● **Your task**: Reproduce the records below exactly, leaving out any pictures.

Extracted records

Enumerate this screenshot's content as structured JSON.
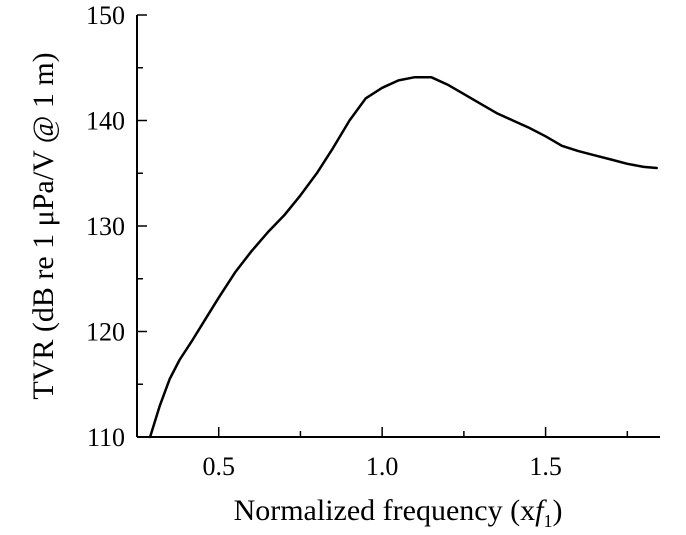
{
  "chart_data": {
    "type": "line",
    "title": "",
    "xlabel": "Normalized frequency (x",
    "xlabel_var": "f",
    "xlabel_sub": "1",
    "xlabel_close": ")",
    "ylabel": "TVR (dB re 1 μPa/V @ 1 m)",
    "xlim": [
      0.25,
      1.85
    ],
    "ylim": [
      110,
      150
    ],
    "xticks": [
      0.5,
      1.0,
      1.5
    ],
    "xtick_labels": [
      "0.5",
      "1.0",
      "1.5"
    ],
    "yticks": [
      110,
      120,
      130,
      140,
      150
    ],
    "ytick_labels": [
      "110",
      "120",
      "130",
      "140",
      "150"
    ],
    "grid": false,
    "series": [
      {
        "name": "",
        "color": "#000000",
        "x": [
          0.29,
          0.32,
          0.35,
          0.38,
          0.42,
          0.46,
          0.5,
          0.55,
          0.6,
          0.65,
          0.7,
          0.75,
          0.8,
          0.85,
          0.9,
          0.95,
          1.0,
          1.05,
          1.1,
          1.15,
          1.2,
          1.25,
          1.3,
          1.35,
          1.4,
          1.45,
          1.5,
          1.55,
          1.6,
          1.65,
          1.7,
          1.75,
          1.8,
          1.84
        ],
        "y": [
          110.0,
          113.0,
          115.5,
          117.3,
          119.2,
          121.2,
          123.2,
          125.6,
          127.6,
          129.4,
          131.0,
          132.9,
          135.0,
          137.4,
          140.0,
          142.1,
          143.1,
          143.8,
          144.1,
          144.1,
          143.4,
          142.5,
          141.6,
          140.7,
          140.0,
          139.3,
          138.5,
          137.6,
          137.1,
          136.7,
          136.3,
          135.9,
          135.6,
          135.5
        ]
      }
    ]
  }
}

● **Response to this exercise**:
Enumerate this screenshot's content as structured JSON.
{
  "chart_data": {
    "type": "line",
    "title": "",
    "xlabel": "Normalized frequency (x",
    "xlabel_var": "f",
    "xlabel_sub": "1",
    "xlabel_close": ")",
    "ylabel": "TVR (dB re 1 μPa/V @ 1 m)",
    "xlim": [
      0.25,
      1.85
    ],
    "ylim": [
      110,
      150
    ],
    "xticks": [
      0.5,
      1.0,
      1.5
    ],
    "xtick_labels": [
      "0.5",
      "1.0",
      "1.5"
    ],
    "yticks": [
      110,
      120,
      130,
      140,
      150
    ],
    "ytick_labels": [
      "110",
      "120",
      "130",
      "140",
      "150"
    ],
    "grid": false,
    "series": [
      {
        "name": "",
        "color": "#000000",
        "x": [
          0.29,
          0.32,
          0.35,
          0.38,
          0.42,
          0.46,
          0.5,
          0.55,
          0.6,
          0.65,
          0.7,
          0.75,
          0.8,
          0.85,
          0.9,
          0.95,
          1.0,
          1.05,
          1.1,
          1.15,
          1.2,
          1.25,
          1.3,
          1.35,
          1.4,
          1.45,
          1.5,
          1.55,
          1.6,
          1.65,
          1.7,
          1.75,
          1.8,
          1.84
        ],
        "y": [
          110.0,
          113.0,
          115.5,
          117.3,
          119.2,
          121.2,
          123.2,
          125.6,
          127.6,
          129.4,
          131.0,
          132.9,
          135.0,
          137.4,
          140.0,
          142.1,
          143.1,
          143.8,
          144.1,
          144.1,
          143.4,
          142.5,
          141.6,
          140.7,
          140.0,
          139.3,
          138.5,
          137.6,
          137.1,
          136.7,
          136.3,
          135.9,
          135.6,
          135.5
        ]
      }
    ]
  }
}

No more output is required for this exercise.